++++ Task data
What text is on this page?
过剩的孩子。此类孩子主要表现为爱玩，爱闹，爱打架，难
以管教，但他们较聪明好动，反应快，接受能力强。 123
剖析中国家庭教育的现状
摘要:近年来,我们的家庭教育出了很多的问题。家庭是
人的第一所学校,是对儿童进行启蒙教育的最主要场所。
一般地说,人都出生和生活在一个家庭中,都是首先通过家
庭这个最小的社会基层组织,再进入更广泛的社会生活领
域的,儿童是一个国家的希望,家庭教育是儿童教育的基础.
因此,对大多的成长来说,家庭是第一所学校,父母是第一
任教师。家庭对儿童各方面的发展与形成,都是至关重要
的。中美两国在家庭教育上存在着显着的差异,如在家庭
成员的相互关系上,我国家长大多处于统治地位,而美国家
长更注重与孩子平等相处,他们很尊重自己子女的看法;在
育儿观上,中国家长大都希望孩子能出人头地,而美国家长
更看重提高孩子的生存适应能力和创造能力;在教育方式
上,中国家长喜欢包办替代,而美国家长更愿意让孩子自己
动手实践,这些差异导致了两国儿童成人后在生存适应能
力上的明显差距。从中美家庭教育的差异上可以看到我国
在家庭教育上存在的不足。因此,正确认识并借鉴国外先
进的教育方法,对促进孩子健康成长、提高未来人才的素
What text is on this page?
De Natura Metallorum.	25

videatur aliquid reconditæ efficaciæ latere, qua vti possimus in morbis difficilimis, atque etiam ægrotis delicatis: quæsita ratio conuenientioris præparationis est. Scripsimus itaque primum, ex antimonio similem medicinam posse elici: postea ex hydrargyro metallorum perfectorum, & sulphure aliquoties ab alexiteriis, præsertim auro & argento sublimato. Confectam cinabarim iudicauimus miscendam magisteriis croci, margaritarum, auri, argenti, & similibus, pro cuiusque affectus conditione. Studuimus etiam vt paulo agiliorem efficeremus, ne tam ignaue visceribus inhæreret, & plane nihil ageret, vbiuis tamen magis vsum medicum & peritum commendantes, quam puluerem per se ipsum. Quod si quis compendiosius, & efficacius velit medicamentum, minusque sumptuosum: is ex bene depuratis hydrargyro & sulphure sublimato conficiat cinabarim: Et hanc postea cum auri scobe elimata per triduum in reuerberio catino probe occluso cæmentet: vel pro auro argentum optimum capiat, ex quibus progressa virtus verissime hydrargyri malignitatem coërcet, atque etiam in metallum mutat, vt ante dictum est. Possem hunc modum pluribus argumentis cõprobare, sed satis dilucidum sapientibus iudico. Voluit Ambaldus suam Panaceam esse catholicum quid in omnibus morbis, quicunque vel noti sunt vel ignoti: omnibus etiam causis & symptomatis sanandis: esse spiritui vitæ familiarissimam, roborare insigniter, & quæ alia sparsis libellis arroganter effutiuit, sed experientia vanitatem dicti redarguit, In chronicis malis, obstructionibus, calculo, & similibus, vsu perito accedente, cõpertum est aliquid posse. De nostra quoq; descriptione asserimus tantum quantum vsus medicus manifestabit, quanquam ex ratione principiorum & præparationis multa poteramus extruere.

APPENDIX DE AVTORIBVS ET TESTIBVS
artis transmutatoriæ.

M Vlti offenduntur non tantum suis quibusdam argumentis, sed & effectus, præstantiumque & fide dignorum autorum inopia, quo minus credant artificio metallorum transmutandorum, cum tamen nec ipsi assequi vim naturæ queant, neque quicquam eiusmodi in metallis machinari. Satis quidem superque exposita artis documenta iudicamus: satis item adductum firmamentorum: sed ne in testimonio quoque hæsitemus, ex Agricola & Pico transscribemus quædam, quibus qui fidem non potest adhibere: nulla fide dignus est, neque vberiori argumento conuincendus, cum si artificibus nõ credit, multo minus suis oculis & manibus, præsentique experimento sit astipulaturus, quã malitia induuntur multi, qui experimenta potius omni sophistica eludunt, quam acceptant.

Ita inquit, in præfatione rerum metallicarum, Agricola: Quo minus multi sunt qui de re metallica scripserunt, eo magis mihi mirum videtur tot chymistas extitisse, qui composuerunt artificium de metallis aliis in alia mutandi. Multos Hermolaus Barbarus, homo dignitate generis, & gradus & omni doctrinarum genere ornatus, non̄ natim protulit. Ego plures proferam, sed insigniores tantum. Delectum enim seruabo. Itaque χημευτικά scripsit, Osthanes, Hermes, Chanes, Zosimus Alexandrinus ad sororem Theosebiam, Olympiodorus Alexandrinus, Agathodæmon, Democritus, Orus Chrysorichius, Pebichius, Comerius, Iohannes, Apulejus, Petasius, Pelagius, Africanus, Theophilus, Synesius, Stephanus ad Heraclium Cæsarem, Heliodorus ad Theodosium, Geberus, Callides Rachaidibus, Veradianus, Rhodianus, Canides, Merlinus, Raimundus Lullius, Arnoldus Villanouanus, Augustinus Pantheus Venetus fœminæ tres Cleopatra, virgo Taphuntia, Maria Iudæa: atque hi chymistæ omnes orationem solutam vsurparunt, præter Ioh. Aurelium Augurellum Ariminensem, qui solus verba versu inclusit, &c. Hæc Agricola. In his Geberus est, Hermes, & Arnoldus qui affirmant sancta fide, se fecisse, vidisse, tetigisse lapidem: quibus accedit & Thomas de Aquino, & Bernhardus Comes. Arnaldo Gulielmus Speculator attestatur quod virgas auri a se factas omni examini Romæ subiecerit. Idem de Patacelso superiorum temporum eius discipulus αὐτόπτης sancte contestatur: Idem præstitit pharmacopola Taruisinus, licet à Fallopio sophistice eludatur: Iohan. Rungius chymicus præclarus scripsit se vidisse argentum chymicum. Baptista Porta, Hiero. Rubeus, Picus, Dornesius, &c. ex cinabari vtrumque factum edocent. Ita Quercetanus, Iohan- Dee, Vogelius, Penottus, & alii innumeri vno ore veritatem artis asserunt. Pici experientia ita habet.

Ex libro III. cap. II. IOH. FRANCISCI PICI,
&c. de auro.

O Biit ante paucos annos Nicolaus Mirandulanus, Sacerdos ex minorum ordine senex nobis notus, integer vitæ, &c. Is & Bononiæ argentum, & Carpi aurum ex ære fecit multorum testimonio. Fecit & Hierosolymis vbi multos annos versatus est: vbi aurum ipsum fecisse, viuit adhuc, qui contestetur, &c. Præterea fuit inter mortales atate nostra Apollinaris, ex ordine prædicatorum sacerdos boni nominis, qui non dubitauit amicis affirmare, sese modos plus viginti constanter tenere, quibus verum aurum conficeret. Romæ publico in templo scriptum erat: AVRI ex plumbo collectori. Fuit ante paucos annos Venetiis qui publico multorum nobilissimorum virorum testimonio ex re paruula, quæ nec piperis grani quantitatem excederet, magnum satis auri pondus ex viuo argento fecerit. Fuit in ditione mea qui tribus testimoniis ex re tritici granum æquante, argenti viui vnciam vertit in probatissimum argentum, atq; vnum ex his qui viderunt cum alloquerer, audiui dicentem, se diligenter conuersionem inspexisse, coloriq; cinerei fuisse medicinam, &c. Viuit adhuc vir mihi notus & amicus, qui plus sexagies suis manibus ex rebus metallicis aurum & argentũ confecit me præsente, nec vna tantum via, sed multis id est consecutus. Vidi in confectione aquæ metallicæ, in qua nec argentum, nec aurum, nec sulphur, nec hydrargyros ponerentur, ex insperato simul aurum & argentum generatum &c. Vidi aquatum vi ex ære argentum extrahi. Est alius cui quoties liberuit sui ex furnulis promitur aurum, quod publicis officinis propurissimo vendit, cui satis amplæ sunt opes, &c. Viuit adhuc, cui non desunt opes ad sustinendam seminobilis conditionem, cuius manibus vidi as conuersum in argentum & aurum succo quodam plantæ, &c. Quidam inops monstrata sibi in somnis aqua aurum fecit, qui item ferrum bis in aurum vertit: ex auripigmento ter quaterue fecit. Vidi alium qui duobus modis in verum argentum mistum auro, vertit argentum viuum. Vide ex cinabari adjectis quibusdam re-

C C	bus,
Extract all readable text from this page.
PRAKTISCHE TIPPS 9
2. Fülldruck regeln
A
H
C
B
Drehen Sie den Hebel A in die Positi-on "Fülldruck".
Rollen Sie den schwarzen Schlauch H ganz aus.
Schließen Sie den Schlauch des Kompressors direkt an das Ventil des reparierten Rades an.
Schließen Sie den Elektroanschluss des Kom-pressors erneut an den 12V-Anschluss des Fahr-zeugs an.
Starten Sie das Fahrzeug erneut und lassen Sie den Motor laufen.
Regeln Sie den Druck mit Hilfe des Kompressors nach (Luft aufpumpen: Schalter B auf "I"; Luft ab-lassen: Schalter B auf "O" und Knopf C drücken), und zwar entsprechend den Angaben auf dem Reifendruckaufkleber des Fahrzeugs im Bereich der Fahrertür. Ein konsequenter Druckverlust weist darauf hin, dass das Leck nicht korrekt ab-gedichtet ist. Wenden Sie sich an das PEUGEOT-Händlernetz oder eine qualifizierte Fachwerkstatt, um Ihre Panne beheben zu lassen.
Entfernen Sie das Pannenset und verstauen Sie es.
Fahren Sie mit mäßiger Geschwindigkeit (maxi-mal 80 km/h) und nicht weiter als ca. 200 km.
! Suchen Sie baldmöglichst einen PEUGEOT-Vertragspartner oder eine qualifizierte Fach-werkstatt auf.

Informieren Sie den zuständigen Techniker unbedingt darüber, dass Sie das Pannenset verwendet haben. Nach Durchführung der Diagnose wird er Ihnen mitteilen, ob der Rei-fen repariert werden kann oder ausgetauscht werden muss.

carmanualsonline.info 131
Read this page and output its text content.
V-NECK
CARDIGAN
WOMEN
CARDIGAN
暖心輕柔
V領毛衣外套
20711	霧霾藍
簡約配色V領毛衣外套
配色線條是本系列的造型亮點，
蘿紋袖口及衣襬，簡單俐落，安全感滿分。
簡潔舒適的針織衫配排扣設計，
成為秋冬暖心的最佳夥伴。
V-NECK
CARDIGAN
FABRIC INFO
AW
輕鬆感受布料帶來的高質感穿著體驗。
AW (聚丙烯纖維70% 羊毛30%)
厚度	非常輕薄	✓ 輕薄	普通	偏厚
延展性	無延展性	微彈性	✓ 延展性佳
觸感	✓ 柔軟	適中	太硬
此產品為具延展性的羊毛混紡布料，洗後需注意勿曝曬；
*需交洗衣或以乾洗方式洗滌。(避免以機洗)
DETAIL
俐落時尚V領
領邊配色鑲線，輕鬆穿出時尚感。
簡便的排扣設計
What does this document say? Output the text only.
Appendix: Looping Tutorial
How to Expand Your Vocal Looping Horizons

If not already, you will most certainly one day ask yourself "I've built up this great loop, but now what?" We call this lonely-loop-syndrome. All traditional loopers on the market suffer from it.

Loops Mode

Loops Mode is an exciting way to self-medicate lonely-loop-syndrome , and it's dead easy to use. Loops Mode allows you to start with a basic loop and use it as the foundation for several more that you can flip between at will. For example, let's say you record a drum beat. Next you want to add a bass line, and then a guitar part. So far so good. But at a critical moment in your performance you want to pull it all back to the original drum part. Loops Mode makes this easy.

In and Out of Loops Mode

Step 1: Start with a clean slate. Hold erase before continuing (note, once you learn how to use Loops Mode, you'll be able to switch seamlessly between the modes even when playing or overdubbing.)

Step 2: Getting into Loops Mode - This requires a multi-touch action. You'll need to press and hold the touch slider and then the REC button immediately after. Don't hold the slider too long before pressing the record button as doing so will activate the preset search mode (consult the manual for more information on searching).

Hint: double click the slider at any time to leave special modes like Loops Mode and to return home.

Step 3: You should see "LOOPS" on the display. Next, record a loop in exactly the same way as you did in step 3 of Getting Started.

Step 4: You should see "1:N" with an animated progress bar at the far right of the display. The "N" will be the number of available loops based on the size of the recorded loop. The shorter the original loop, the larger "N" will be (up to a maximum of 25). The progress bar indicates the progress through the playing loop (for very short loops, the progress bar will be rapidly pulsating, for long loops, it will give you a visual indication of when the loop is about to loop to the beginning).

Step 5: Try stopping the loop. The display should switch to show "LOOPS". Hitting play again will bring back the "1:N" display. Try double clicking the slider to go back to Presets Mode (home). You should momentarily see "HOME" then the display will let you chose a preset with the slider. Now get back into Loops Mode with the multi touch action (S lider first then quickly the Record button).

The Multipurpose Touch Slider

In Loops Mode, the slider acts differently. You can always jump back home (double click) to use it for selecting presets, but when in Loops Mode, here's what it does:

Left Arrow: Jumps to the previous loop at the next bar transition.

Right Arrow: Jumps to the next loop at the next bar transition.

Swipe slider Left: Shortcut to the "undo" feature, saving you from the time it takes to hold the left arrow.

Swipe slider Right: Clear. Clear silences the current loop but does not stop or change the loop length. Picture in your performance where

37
++++++++
→ Your goal:
Scan the lines for the string "before". Pick out every line that has it.

→ Written solution:
Step 1: Start with a clean slate. Hold erase before continuing (note, once you learn how to use Loops Mode, you'll be able to switch seamlessly between the modes even when playing or overdubbing.)
Step 2: Getting into Loops Mode - This requires a multi-touch action. You'll need to press and hold the touch slider and then the REC button immediately after. Don't hold the slider too long before pressing the record button as doing so will activate the preset search mode (consult the manual for more information on searching).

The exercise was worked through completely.